■ **WHAT TO DO**
Find every line in the records below that holds the word "rises", and copy it out.

--------------------------------------------------

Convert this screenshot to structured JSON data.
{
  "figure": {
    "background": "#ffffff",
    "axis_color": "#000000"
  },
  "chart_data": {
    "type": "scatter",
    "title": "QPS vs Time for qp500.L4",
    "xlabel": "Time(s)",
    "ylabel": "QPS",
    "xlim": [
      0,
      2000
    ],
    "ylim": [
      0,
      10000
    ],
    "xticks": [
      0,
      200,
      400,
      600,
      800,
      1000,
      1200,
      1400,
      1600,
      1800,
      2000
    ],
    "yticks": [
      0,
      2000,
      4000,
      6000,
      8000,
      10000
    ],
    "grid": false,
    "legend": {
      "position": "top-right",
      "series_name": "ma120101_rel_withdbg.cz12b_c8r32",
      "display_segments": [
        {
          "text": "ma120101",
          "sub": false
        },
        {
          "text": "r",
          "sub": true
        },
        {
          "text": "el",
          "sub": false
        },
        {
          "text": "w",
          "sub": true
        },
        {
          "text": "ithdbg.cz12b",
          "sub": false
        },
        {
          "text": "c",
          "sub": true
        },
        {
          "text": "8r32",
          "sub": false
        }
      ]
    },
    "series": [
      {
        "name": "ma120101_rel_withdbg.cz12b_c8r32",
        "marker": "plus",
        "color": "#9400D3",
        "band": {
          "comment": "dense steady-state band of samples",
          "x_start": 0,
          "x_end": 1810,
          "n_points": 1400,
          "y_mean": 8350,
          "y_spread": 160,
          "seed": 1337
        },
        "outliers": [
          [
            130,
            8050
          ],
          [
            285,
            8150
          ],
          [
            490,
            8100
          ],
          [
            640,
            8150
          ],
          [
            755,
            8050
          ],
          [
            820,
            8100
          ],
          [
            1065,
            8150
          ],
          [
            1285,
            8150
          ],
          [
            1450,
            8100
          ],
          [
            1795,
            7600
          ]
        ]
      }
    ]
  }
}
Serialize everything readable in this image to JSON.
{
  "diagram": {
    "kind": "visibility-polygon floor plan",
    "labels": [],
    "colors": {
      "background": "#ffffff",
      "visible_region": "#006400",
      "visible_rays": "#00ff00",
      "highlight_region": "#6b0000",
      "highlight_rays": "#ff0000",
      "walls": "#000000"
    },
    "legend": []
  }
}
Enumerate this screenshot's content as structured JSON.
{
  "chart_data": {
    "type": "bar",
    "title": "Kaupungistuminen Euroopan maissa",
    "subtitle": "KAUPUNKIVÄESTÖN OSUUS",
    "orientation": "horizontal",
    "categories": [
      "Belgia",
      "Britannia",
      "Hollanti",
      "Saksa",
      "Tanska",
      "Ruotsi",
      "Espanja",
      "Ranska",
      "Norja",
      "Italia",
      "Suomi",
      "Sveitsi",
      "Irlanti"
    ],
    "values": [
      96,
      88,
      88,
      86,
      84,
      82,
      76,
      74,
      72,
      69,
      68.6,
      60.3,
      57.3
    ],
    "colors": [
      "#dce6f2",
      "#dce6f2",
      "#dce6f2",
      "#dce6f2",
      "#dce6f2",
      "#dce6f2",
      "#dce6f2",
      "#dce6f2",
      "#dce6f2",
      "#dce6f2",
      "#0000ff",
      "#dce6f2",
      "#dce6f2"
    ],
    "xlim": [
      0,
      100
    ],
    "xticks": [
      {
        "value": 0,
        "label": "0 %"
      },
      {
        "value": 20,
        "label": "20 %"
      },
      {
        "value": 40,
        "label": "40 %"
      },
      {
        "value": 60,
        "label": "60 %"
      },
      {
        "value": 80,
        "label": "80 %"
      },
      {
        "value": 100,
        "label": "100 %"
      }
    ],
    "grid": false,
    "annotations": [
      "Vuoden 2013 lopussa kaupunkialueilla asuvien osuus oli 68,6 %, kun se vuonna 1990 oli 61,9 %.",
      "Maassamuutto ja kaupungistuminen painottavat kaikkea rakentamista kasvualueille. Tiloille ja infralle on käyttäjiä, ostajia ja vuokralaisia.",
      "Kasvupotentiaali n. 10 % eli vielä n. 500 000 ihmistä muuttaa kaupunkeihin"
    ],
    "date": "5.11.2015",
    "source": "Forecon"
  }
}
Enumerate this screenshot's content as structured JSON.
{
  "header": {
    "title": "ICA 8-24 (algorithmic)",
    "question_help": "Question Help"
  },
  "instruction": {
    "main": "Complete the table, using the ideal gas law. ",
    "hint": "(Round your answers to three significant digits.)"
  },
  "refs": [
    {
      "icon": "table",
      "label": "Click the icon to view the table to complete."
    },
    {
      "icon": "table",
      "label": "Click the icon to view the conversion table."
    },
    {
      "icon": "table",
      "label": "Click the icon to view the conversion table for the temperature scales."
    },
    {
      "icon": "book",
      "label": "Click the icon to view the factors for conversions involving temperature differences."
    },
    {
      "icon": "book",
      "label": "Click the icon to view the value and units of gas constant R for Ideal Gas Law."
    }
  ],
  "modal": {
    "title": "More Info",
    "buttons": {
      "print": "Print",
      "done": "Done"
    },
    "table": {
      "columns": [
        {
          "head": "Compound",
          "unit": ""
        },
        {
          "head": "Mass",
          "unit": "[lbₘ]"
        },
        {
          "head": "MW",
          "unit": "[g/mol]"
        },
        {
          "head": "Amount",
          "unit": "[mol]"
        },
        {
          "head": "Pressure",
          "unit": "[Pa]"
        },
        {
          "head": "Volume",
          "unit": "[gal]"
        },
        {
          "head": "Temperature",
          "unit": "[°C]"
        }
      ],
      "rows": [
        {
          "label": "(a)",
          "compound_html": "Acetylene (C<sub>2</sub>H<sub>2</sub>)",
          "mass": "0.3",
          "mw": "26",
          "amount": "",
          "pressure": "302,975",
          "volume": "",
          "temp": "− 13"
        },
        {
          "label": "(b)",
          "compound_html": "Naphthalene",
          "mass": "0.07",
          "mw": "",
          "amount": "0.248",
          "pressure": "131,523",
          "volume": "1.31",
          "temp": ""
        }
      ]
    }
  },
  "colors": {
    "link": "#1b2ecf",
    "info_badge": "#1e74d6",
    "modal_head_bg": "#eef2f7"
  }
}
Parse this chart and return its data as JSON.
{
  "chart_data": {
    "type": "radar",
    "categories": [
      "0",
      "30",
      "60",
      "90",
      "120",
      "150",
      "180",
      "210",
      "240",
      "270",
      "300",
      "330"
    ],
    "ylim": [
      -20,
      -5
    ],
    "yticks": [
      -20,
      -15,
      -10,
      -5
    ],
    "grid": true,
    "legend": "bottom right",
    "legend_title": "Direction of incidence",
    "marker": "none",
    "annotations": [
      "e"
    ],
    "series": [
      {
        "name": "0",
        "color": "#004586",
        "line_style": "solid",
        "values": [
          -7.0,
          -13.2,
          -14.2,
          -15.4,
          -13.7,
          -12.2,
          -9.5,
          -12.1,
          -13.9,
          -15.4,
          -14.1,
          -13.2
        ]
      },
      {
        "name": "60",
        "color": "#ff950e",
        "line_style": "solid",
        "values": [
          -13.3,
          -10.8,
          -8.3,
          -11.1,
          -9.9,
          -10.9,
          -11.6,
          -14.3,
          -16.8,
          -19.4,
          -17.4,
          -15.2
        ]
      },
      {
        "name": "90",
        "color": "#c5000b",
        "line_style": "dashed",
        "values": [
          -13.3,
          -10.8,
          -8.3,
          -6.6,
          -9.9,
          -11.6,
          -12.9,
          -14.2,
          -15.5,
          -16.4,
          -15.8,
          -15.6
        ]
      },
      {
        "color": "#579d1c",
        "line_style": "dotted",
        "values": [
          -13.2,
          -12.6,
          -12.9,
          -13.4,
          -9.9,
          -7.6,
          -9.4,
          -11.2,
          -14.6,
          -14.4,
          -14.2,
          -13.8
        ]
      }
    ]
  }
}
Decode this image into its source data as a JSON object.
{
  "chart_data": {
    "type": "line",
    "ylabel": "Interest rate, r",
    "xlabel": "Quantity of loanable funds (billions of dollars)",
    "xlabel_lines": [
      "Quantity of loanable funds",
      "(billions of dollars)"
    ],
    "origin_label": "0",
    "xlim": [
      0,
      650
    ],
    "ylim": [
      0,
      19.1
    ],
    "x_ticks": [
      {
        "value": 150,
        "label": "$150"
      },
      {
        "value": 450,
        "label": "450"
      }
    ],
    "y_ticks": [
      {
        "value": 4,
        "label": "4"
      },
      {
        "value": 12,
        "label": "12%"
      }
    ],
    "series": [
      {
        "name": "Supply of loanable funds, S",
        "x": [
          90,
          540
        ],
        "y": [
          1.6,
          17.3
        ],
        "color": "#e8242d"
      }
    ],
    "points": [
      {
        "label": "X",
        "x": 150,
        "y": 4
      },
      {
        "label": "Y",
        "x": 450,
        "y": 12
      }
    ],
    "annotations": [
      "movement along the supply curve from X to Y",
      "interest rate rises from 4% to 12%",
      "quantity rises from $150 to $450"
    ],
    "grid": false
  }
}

--------------------------------------------------

■ **FINISHED ANSWER**
      "interest rate rises from 4% to 12%",
      "quantity rises from $150 to $450"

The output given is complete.